BEGIN

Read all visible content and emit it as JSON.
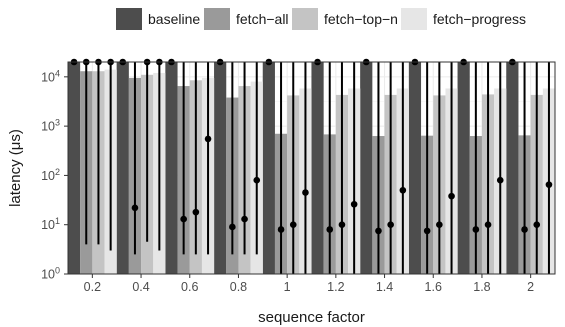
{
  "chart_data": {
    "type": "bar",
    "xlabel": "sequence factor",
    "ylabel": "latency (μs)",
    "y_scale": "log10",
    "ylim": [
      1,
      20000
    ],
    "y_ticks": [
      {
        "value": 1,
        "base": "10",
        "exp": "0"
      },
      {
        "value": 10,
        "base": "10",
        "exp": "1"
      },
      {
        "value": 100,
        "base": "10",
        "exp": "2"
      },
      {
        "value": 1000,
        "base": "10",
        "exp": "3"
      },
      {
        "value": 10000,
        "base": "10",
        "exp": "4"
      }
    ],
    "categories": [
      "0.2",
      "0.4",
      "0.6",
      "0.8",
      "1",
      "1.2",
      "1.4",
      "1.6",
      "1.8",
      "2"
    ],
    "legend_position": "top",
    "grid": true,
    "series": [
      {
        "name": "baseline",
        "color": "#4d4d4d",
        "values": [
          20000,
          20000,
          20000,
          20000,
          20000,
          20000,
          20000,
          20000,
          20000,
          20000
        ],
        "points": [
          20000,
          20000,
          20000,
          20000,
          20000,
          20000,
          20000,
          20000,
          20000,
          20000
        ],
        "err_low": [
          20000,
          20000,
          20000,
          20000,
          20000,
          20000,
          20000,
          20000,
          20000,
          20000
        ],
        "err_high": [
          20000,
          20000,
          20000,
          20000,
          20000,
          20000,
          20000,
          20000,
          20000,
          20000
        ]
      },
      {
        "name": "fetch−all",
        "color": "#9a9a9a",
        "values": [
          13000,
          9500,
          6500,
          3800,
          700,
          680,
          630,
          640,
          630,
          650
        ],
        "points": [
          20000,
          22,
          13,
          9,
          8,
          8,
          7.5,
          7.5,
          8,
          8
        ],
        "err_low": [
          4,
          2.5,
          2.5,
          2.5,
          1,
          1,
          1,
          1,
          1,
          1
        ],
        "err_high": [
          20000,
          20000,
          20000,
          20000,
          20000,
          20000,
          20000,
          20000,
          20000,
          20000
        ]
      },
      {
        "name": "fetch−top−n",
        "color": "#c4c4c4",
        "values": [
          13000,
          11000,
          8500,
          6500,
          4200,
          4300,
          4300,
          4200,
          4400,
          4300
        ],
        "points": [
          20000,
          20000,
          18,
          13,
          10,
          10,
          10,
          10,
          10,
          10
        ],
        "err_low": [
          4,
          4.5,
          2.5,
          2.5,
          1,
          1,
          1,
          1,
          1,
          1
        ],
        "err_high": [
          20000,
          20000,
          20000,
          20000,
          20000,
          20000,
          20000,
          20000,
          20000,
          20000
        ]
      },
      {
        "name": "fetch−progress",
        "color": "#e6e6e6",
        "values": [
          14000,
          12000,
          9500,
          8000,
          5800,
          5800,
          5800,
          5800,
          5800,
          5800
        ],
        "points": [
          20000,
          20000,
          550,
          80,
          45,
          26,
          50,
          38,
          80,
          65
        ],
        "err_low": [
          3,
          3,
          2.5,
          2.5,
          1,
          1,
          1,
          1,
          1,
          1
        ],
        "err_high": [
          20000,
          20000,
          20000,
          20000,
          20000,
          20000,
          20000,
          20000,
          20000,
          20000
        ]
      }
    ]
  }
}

END

§ **What you are asked to do**:
Omit every picture, then reproduce the rest of the listing exactly.

§ **Exercise result**:
Read all visible content and emit it as JSON.
{
  "chart_data": {
    "type": "bar",
    "xlabel": "sequence factor",
    "ylabel": "latency (μs)",
    "y_scale": "log10",
    "ylim": [
      1,
      20000
    ],
    "y_ticks": [
      {
        "value": 1,
        "base": "10",
        "exp": "0"
      },
      {
        "value": 10,
        "base": "10",
        "exp": "1"
      },
      {
        "value": 100,
        "base": "10",
        "exp": "2"
      },
      {
        "value": 1000,
        "base": "10",
        "exp": "3"
      },
      {
        "value": 10000,
        "base": "10",
        "exp": "4"
      }
    ],
    "categories": [
      "0.2",
      "0.4",
      "0.6",
      "0.8",
      "1",
      "1.2",
      "1.4",
      "1.6",
      "1.8",
      "2"
    ],
    "legend_position": "top",
    "grid": true,
    "series": [
      {
        "name": "baseline",
        "color": "#4d4d4d",
        "values": [
          20000,
          20000,
          20000,
          20000,
          20000,
          20000,
          20000,
          20000,
          20000,
          20000
        ],
        "points": [
          20000,
          20000,
          20000,
          20000,
          20000,
          20000,
          20000,
          20000,
          20000,
          20000
        ],
        "err_low": [
          20000,
          20000,
          20000,
          20000,
          20000,
          20000,
          20000,
          20000,
          20000,
          20000
        ],
        "err_high": [
          20000,
          20000,
          20000,
          20000,
          20000,
          20000,
          20000,
          20000,
          20000,
          20000
        ]
      },
      {
        "name": "fetch−all",
        "color": "#9a9a9a",
        "values": [
          13000,
          9500,
          6500,
          3800,
          700,
          680,
          630,
          640,
          630,
          650
        ],
        "points": [
          20000,
          22,
          13,
          9,
          8,
          8,
          7.5,
          7.5,
          8,
          8
        ],
        "err_low": [
          4,
          2.5,
          2.5,
          2.5,
          1,
          1,
          1,
          1,
          1,
          1
        ],
        "err_high": [
          20000,
          20000,
          20000,
          20000,
          20000,
          20000,
          20000,
          20000,
          20000,
          20000
        ]
      },
      {
        "name": "fetch−top−n",
        "color": "#c4c4c4",
        "values": [
          13000,
          11000,
          8500,
          6500,
          4200,
          4300,
          4300,
          4200,
          4400,
          4300
        ],
        "points": [
          20000,
          20000,
          18,
          13,
          10,
          10,
          10,
          10,
          10,
          10
        ],
        "err_low": [
          4,
          4.5,
          2.5,
          2.5,
          1,
          1,
          1,
          1,
          1,
          1
        ],
        "err_high": [
          20000,
          20000,
          20000,
          20000,
          20000,
          20000,
          20000,
          20000,
          20000,
          20000
        ]
      },
      {
        "name": "fetch−progress",
        "color": "#e6e6e6",
        "values": [
          14000,
          12000,
          9500,
          8000,
          5800,
          5800,
          5800,
          5800,
          5800,
          5800
        ],
        "points": [
          20000,
          20000,
          550,
          80,
          45,
          26,
          50,
          38,
          80,
          65
        ],
        "err_low": [
          3,
          3,
          2.5,
          2.5,
          1,
          1,
          1,
          1,
          1,
          1
        ],
        "err_high": [
          20000,
          20000,
          20000,
          20000,
          20000,
          20000,
          20000,
          20000,
          20000,
          20000
        ]
      }
    ]
  }
}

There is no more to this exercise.